┌──

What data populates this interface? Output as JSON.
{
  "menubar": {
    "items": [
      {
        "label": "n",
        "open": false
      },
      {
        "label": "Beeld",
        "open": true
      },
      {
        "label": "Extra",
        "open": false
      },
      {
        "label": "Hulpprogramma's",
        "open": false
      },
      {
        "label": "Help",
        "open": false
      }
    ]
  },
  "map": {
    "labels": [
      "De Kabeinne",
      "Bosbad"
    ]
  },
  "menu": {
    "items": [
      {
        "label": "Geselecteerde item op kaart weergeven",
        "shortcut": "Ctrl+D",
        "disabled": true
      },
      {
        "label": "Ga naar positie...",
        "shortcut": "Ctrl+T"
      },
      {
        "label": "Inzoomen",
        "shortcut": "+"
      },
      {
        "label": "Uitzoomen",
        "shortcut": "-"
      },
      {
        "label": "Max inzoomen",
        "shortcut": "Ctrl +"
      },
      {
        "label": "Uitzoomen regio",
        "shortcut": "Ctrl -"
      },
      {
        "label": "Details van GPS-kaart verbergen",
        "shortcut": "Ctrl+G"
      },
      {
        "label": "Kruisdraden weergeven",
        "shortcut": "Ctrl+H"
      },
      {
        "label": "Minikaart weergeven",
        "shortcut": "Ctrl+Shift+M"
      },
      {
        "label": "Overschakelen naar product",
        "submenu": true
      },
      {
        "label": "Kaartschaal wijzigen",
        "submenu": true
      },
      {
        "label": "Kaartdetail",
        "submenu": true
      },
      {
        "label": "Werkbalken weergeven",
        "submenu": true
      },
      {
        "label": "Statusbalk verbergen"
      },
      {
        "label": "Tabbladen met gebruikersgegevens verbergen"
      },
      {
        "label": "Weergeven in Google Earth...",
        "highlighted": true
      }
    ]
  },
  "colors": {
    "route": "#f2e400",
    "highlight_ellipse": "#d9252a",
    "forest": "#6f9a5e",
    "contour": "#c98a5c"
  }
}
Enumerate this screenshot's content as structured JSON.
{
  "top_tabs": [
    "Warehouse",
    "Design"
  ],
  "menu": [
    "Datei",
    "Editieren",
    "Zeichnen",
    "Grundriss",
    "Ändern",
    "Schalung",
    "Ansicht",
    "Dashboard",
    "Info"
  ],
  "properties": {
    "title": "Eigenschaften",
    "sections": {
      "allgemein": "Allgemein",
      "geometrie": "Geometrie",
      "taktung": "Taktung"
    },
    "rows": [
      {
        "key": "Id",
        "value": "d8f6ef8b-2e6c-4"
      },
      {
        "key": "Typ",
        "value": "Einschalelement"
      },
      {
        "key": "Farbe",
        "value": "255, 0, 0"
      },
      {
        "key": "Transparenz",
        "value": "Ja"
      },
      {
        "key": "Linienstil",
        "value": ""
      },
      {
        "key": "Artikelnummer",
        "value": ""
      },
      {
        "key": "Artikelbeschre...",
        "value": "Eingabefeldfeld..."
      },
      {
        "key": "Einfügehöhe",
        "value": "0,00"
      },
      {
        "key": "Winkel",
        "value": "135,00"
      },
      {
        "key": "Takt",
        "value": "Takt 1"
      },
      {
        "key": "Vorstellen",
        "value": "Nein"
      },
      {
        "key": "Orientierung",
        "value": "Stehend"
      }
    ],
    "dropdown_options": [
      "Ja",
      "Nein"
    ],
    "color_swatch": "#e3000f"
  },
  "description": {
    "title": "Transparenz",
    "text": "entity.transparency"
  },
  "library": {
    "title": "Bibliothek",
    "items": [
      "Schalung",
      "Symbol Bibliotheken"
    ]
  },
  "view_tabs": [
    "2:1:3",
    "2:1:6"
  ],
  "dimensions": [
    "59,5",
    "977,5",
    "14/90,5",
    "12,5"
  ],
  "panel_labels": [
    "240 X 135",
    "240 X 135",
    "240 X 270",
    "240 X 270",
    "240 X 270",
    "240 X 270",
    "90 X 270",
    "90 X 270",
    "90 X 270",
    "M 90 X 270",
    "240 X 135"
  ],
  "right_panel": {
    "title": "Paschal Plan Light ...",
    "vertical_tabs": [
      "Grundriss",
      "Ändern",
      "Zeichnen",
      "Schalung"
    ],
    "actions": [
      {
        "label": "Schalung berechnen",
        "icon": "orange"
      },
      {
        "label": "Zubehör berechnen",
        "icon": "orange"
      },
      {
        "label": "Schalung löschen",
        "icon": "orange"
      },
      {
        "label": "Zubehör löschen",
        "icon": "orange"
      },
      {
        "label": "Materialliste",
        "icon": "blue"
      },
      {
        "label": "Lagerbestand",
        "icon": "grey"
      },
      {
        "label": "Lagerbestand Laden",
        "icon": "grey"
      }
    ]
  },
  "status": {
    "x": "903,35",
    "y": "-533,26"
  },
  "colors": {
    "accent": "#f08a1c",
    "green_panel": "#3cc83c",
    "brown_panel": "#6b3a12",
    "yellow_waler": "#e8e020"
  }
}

└──

Job: Identify the lines above with the word "Lagerbestand". Copy them.

Completed exercise:
        "label": "Lagerbestand",
        "label": "Lagerbestand Laden",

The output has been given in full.